WHAT TO WORK ON: Take all the material and copy it exactly.

GIVEN RECORDS:
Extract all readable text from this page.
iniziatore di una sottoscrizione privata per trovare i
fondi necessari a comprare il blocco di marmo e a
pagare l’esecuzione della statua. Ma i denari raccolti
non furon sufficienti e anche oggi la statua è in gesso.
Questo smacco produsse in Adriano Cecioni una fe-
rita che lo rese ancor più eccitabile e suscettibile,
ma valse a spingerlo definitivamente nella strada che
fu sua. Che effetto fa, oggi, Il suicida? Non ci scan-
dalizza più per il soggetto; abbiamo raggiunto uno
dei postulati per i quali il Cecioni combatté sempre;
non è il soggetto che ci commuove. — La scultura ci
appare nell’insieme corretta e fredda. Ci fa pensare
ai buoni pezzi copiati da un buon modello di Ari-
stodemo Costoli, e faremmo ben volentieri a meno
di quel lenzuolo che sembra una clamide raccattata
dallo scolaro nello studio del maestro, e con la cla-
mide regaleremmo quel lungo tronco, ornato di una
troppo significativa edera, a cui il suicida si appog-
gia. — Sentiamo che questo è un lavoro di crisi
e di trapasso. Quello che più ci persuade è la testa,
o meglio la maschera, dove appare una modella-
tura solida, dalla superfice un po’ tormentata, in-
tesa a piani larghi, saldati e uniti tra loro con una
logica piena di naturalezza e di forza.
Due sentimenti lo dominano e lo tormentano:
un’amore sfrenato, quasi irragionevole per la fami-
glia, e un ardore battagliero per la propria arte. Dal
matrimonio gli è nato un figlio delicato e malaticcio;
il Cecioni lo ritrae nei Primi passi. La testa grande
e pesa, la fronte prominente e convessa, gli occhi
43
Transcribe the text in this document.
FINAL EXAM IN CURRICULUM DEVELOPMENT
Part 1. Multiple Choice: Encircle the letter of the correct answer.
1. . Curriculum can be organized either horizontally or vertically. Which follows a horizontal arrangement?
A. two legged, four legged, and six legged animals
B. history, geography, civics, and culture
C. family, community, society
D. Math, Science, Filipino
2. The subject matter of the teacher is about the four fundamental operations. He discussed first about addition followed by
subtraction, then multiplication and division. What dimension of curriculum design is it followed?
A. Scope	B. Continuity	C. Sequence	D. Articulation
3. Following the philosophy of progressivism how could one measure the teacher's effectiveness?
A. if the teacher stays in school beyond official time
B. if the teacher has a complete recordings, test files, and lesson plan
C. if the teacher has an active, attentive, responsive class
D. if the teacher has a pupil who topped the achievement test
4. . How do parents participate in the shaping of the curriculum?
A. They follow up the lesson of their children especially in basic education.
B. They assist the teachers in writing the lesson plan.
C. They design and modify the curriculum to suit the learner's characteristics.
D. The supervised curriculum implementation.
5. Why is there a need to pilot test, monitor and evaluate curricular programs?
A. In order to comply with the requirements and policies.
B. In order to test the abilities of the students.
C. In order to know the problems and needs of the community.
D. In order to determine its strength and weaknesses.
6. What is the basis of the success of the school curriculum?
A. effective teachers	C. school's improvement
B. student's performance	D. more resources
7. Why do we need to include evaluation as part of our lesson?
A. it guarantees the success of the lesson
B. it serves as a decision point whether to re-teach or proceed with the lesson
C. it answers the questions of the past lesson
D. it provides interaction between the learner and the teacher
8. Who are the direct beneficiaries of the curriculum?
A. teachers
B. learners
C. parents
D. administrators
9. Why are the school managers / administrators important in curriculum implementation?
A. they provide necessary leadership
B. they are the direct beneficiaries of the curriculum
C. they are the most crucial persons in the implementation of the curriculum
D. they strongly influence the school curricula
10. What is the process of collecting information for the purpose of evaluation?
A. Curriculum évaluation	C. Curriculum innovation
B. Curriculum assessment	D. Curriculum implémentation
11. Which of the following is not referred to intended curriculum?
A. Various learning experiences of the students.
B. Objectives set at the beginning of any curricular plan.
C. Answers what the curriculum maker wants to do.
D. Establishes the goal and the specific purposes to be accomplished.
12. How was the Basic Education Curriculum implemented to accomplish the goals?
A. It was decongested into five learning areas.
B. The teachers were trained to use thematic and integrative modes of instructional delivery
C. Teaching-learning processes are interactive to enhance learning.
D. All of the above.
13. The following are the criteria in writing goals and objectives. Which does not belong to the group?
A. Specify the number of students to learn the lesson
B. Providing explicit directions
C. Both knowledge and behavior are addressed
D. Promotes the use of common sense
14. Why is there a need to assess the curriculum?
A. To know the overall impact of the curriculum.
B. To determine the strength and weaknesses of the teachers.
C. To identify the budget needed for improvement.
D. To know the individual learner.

ANSWER FOR THIS EXERCISE:
Extract all readable text from this page.
iniziatore di una sottoscrizione privata per trovare i
fondi necessari a comprare il blocco di marmo e a
pagare l’esecuzione della statua. Ma i denari raccolti
non furon sufficienti e anche oggi la statua è in gesso.
Questo smacco produsse in Adriano Cecioni una fe-
rita che lo rese ancor più eccitabile e suscettibile,
ma valse a spingerlo definitivamente nella strada che
fu sua. Che effetto fa, oggi, Il suicida? Non ci scan-
dalizza più per il soggetto; abbiamo raggiunto uno
dei postulati per i quali il Cecioni combatté sempre;
non è il soggetto che ci commuove. — La scultura ci
appare nell’insieme corretta e fredda. Ci fa pensare
ai buoni pezzi copiati da un buon modello di Ari-
stodemo Costoli, e faremmo ben volentieri a meno
di quel lenzuolo che sembra una clamide raccattata
dallo scolaro nello studio del maestro, e con la cla-
mide regaleremmo quel lungo tronco, ornato di una
troppo significativa edera, a cui il suicida si appog-
gia. — Sentiamo che questo è un lavoro di crisi
e di trapasso. Quello che più ci persuade è la testa,
o meglio la maschera, dove appare una modella-
tura solida, dalla superfice un po’ tormentata, in-
tesa a piani larghi, saldati e uniti tra loro con una
logica piena di naturalezza e di forza.
Due sentimenti lo dominano e lo tormentano:
un’amore sfrenato, quasi irragionevole per la fami-
glia, e un ardore battagliero per la propria arte. Dal
matrimonio gli è nato un figlio delicato e malaticcio;
il Cecioni lo ritrae nei Primi passi. La testa grande
e pesa, la fronte prominente e convessa, gli occhi
43
Transcribe the text in this document.
FINAL EXAM IN CURRICULUM DEVELOPMENT
Part 1. Multiple Choice: Encircle the letter of the correct answer.
1. . Curriculum can be organized either horizontally or vertically. Which follows a horizontal arrangement?
A. two legged, four legged, and six legged animals
B. history, geography, civics, and culture
C. family, community, society
D. Math, Science, Filipino
2. The subject matter of the teacher is about the four fundamental operations. He discussed first about addition followed by
subtraction, then multiplication and division. What dimension of curriculum design is it followed?
A. Scope	B. Continuity	C. Sequence	D. Articulation
3. Following the philosophy of progressivism how could one measure the teacher's effectiveness?
A. if the teacher stays in school beyond official time
B. if the teacher has a complete recordings, test files, and lesson plan
C. if the teacher has an active, attentive, responsive class
D. if the teacher has a pupil who topped the achievement test
4. . How do parents participate in the shaping of the curriculum?
A. They follow up the lesson of their children especially in basic education.
B. They assist the teachers in writing the lesson plan.
C. They design and modify the curriculum to suit the learner's characteristics.
D. The supervised curriculum implementation.
5. Why is there a need to pilot test, monitor and evaluate curricular programs?
A. In order to comply with the requirements and policies.
B. In order to test the abilities of the students.
C. In order to know the problems and needs of the community.
D. In order to determine its strength and weaknesses.
6. What is the basis of the success of the school curriculum?
A. effective teachers	C. school's improvement
B. student's performance	D. more resources
7. Why do we need to include evaluation as part of our lesson?
A. it guarantees the success of the lesson
B. it serves as a decision point whether to re-teach or proceed with the lesson
C. it answers the questions of the past lesson
D. it provides interaction between the learner and the teacher
8. Who are the direct beneficiaries of the curriculum?
A. teachers
B. learners
C. parents
D. administrators
9. Why are the school managers / administrators important in curriculum implementation?
A. they provide necessary leadership
B. they are the direct beneficiaries of the curriculum
C. they are the most crucial persons in the implementation of the curriculum
D. they strongly influence the school curricula
10. What is the process of collecting information for the purpose of evaluation?
A. Curriculum évaluation	C. Curriculum innovation
B. Curriculum assessment	D. Curriculum implémentation
11. Which of the following is not referred to intended curriculum?
A. Various learning experiences of the students.
B. Objectives set at the beginning of any curricular plan.
C. Answers what the curriculum maker wants to do.
D. Establishes the goal and the specific purposes to be accomplished.
12. How was the Basic Education Curriculum implemented to accomplish the goals?
A. It was decongested into five learning areas.
B. The teachers were trained to use thematic and integrative modes of instructional delivery
C. Teaching-learning processes are interactive to enhance learning.
D. All of the above.
13. The following are the criteria in writing goals and objectives. Which does not belong to the group?
A. Specify the number of students to learn the lesson
B. Providing explicit directions
C. Both knowledge and behavior are addressed
D. Promotes the use of common sense
14. Why is there a need to assess the curriculum?
A. To know the overall impact of the curriculum.
B. To determine the strength and weaknesses of the teachers.
C. To identify the budget needed for improvement.
D. To know the individual learner.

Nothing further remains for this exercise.